_EXERCISE OBJECTIVE:_ Go through the data below and gather each line containing "ffffff".

>> Begin DATA EXCERPTS

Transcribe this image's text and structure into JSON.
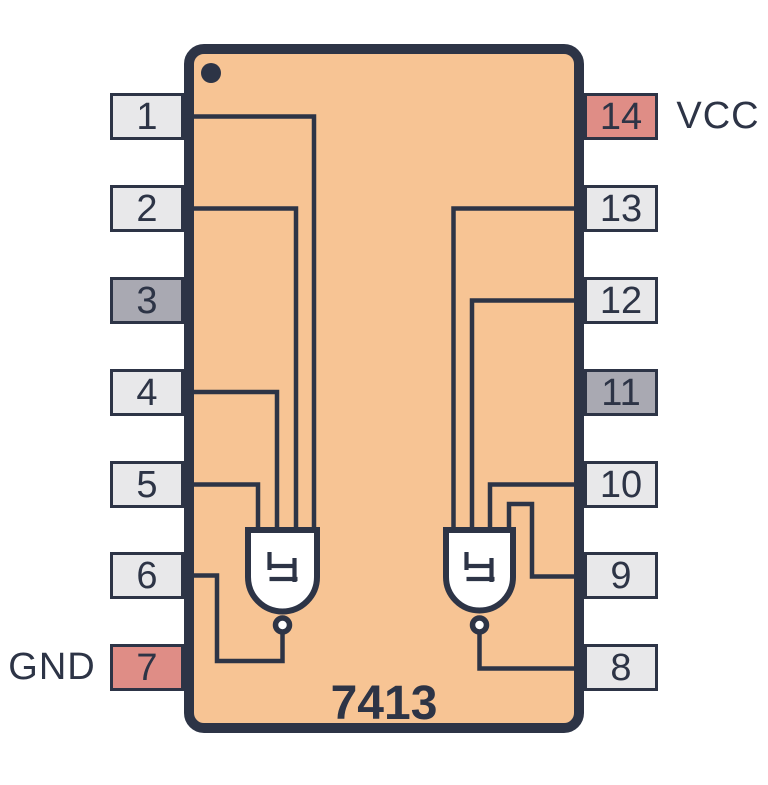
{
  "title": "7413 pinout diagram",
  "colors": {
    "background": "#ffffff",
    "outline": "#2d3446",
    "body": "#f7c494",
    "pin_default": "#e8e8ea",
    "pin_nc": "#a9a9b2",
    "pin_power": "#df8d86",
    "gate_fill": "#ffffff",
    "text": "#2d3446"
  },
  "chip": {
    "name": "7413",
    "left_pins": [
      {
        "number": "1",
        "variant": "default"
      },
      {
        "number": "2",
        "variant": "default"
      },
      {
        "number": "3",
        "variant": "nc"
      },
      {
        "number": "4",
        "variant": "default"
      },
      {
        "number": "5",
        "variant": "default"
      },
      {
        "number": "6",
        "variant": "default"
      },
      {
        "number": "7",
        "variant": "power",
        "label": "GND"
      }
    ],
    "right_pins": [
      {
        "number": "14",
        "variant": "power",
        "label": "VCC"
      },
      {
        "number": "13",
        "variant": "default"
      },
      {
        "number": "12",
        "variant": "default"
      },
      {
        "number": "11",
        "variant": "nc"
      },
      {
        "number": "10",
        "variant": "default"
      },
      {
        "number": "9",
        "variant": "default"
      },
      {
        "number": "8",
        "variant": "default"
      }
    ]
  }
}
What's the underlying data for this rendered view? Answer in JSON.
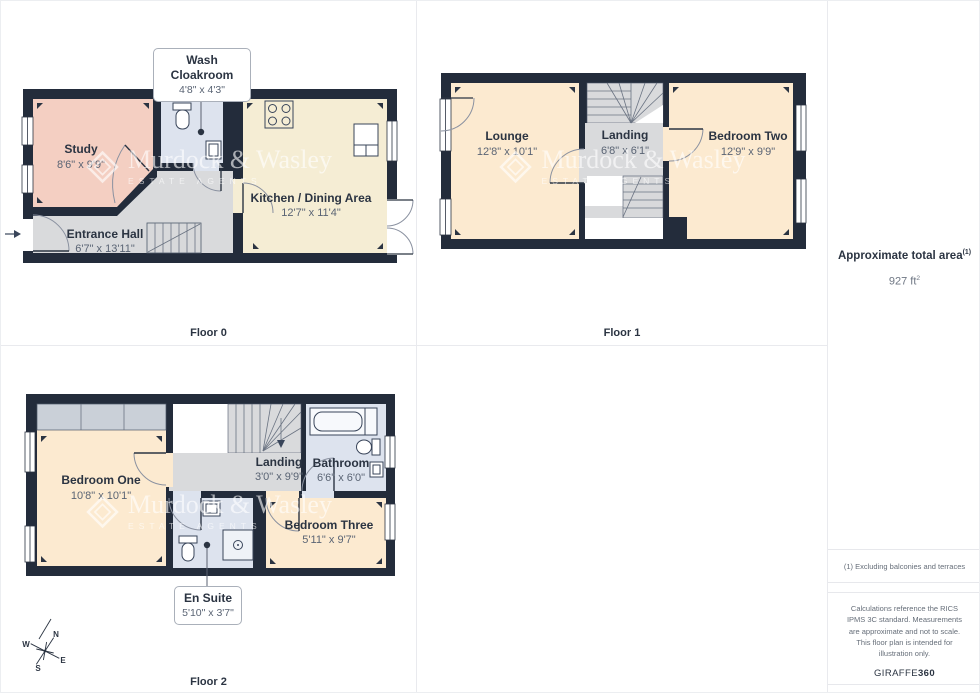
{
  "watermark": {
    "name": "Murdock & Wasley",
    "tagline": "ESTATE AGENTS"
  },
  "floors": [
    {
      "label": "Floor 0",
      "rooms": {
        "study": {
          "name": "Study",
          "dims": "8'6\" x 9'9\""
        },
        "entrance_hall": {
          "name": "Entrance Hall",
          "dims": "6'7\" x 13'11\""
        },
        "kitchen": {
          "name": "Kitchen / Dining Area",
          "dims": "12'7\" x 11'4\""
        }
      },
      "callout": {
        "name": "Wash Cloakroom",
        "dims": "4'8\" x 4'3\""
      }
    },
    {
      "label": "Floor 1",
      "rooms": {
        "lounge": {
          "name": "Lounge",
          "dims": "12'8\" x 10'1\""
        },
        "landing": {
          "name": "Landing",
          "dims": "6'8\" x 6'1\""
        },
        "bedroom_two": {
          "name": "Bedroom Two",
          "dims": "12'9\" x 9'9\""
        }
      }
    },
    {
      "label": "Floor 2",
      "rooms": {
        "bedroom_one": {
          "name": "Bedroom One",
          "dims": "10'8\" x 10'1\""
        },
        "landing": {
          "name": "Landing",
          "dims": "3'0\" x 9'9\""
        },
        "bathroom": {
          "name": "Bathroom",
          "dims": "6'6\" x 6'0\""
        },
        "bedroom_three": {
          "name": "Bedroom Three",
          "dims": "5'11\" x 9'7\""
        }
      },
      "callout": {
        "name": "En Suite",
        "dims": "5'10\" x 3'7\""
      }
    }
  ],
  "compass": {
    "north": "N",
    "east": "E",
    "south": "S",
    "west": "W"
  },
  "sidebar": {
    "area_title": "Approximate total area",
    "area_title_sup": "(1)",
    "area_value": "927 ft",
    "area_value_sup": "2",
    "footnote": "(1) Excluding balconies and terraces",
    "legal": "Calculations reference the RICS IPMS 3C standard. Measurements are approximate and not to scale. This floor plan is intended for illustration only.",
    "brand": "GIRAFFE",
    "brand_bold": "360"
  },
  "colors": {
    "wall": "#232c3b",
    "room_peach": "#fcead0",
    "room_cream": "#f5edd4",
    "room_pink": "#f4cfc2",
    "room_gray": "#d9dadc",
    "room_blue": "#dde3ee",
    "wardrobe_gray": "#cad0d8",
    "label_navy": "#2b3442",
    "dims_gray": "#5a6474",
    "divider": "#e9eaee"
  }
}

>> End DATA EXCERPTS
>> Begin DATA EXCERPTS

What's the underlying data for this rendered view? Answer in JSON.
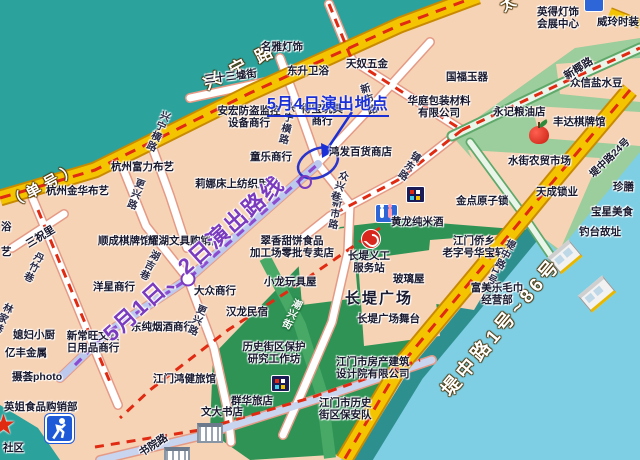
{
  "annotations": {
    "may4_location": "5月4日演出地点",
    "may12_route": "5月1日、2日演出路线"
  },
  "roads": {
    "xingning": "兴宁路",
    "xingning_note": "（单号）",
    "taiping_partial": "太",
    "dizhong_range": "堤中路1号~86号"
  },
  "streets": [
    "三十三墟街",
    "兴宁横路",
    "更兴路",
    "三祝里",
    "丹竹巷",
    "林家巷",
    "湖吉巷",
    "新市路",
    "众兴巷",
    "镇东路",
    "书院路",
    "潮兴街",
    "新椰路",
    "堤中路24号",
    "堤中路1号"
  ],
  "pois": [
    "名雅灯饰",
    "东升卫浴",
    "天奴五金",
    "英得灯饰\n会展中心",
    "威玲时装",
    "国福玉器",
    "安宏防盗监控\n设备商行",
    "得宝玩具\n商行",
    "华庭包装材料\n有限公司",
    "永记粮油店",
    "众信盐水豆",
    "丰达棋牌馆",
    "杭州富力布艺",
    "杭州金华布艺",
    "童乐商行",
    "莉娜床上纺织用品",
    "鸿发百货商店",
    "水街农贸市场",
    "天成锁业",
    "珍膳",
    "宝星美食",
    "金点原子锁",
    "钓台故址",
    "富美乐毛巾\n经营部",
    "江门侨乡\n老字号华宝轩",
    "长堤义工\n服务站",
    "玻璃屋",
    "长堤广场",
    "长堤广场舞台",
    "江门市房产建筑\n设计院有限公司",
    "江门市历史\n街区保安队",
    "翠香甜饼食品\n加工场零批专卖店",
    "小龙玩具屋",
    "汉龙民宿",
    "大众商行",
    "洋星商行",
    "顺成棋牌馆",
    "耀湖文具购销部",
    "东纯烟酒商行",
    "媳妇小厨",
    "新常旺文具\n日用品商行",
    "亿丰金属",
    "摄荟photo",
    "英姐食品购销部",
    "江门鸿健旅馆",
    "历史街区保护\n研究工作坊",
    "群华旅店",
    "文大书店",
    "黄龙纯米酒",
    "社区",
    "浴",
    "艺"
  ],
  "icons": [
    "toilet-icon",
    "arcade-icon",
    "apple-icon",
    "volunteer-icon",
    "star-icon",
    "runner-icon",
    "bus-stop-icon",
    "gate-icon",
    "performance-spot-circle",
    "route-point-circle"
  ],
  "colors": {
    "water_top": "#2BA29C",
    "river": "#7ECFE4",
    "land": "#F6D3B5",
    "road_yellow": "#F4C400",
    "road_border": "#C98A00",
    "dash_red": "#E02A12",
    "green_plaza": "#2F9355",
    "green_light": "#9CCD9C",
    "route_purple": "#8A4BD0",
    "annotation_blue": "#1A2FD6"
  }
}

>> End DATA EXCERPTS

_TASK OUTPUT:_
    "background": "#ffffff",
    "gate_fill": "#ffffff",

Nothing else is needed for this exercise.